=== WHAT TO PRODUCE ===
Every entry must be given again exactly.

=== PROVIDED RECORDS ===

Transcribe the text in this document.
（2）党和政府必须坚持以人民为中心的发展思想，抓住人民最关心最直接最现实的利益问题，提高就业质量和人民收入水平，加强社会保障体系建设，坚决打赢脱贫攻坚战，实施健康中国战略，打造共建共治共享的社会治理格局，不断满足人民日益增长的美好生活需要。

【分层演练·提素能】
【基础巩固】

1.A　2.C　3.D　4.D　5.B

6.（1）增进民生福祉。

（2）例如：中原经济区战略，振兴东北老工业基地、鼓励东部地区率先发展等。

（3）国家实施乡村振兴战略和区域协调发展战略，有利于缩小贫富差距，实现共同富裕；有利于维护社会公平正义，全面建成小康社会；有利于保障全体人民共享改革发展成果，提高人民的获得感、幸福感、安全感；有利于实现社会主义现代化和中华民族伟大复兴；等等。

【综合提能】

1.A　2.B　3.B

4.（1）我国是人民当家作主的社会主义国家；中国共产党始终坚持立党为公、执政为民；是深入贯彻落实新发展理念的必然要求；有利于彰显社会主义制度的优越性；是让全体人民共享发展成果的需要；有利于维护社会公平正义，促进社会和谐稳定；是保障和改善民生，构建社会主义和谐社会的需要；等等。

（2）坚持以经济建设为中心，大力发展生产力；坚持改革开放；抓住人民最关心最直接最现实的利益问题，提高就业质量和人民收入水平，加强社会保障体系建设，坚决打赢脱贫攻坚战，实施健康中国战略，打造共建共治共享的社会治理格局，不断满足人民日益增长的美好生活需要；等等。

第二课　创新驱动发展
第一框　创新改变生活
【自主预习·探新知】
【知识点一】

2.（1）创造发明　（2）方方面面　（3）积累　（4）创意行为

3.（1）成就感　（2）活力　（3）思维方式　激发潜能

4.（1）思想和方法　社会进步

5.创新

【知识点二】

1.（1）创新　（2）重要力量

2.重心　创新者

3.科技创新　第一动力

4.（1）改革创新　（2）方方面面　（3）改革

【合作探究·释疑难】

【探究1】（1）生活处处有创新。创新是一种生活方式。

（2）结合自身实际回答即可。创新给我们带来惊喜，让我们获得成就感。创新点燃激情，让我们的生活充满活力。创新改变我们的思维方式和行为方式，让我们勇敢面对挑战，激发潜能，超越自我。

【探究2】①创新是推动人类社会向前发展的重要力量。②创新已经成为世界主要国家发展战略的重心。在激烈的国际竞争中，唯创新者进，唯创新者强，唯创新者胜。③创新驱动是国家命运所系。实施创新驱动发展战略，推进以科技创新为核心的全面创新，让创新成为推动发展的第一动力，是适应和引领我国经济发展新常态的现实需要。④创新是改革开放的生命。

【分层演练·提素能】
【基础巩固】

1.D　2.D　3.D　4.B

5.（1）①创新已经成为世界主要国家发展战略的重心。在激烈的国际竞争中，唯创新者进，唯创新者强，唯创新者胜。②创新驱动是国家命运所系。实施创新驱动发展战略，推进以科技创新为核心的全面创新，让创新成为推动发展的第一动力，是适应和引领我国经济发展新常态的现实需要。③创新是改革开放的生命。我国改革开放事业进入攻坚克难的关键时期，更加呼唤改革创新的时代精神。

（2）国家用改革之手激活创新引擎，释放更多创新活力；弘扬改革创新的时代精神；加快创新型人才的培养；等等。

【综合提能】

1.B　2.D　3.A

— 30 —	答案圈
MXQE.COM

=== PROBLEM SOLUTION ===
Transcribe the text in this document.
（2）党和政府必须坚持以人民为中心的发展思想，抓住人民最关心最直接最现实的利益问题，提高就业质量和人民收入水平，加强社会保障体系建设，坚决打赢脱贫攻坚战，实施健康中国战略，打造共建共治共享的社会治理格局，不断满足人民日益增长的美好生活需要。

【分层演练·提素能】
【基础巩固】

1.A　2.C　3.D　4.D　5.B

6.（1）增进民生福祉。

（2）例如：中原经济区战略，振兴东北老工业基地、鼓励东部地区率先发展等。

（3）国家实施乡村振兴战略和区域协调发展战略，有利于缩小贫富差距，实现共同富裕；有利于维护社会公平正义，全面建成小康社会；有利于保障全体人民共享改革发展成果，提高人民的获得感、幸福感、安全感；有利于实现社会主义现代化和中华民族伟大复兴；等等。

【综合提能】

1.A　2.B　3.B

4.（1）我国是人民当家作主的社会主义国家；中国共产党始终坚持立党为公、执政为民；是深入贯彻落实新发展理念的必然要求；有利于彰显社会主义制度的优越性；是让全体人民共享发展成果的需要；有利于维护社会公平正义，促进社会和谐稳定；是保障和改善民生，构建社会主义和谐社会的需要；等等。

（2）坚持以经济建设为中心，大力发展生产力；坚持改革开放；抓住人民最关心最直接最现实的利益问题，提高就业质量和人民收入水平，加强社会保障体系建设，坚决打赢脱贫攻坚战，实施健康中国战略，打造共建共治共享的社会治理格局，不断满足人民日益增长的美好生活需要；等等。

第二课　创新驱动发展
第一框　创新改变生活
【自主预习·探新知】
【知识点一】

2.（1）创造发明　（2）方方面面　（3）积累　（4）创意行为

3.（1）成就感　（2）活力　（3）思维方式　激发潜能

4.（1）思想和方法　社会进步

5.创新

【知识点二】

1.（1）创新　（2）重要力量

2.重心　创新者

3.科技创新　第一动力

4.（1）改革创新　（2）方方面面　（3）改革

【合作探究·释疑难】

【探究1】（1）生活处处有创新。创新是一种生活方式。

（2）结合自身实际回答即可。创新给我们带来惊喜，让我们获得成就感。创新点燃激情，让我们的生活充满活力。创新改变我们的思维方式和行为方式，让我们勇敢面对挑战，激发潜能，超越自我。

【探究2】①创新是推动人类社会向前发展的重要力量。②创新已经成为世界主要国家发展战略的重心。在激烈的国际竞争中，唯创新者进，唯创新者强，唯创新者胜。③创新驱动是国家命运所系。实施创新驱动发展战略，推进以科技创新为核心的全面创新，让创新成为推动发展的第一动力，是适应和引领我国经济发展新常态的现实需要。④创新是改革开放的生命。

【分层演练·提素能】
【基础巩固】

1.D　2.D　3.D　4.B

5.（1）①创新已经成为世界主要国家发展战略的重心。在激烈的国际竞争中，唯创新者进，唯创新者强，唯创新者胜。②创新驱动是国家命运所系。实施创新驱动发展战略，推进以科技创新为核心的全面创新，让创新成为推动发展的第一动力，是适应和引领我国经济发展新常态的现实需要。③创新是改革开放的生命。我国改革开放事业进入攻坚克难的关键时期，更加呼唤改革创新的时代精神。

（2）国家用改革之手激活创新引擎，释放更多创新活力；弘扬改革创新的时代精神；加快创新型人才的培养；等等。

【综合提能】

1.B　2.D　3.A

— 30 —	答案圈
MXQE.COM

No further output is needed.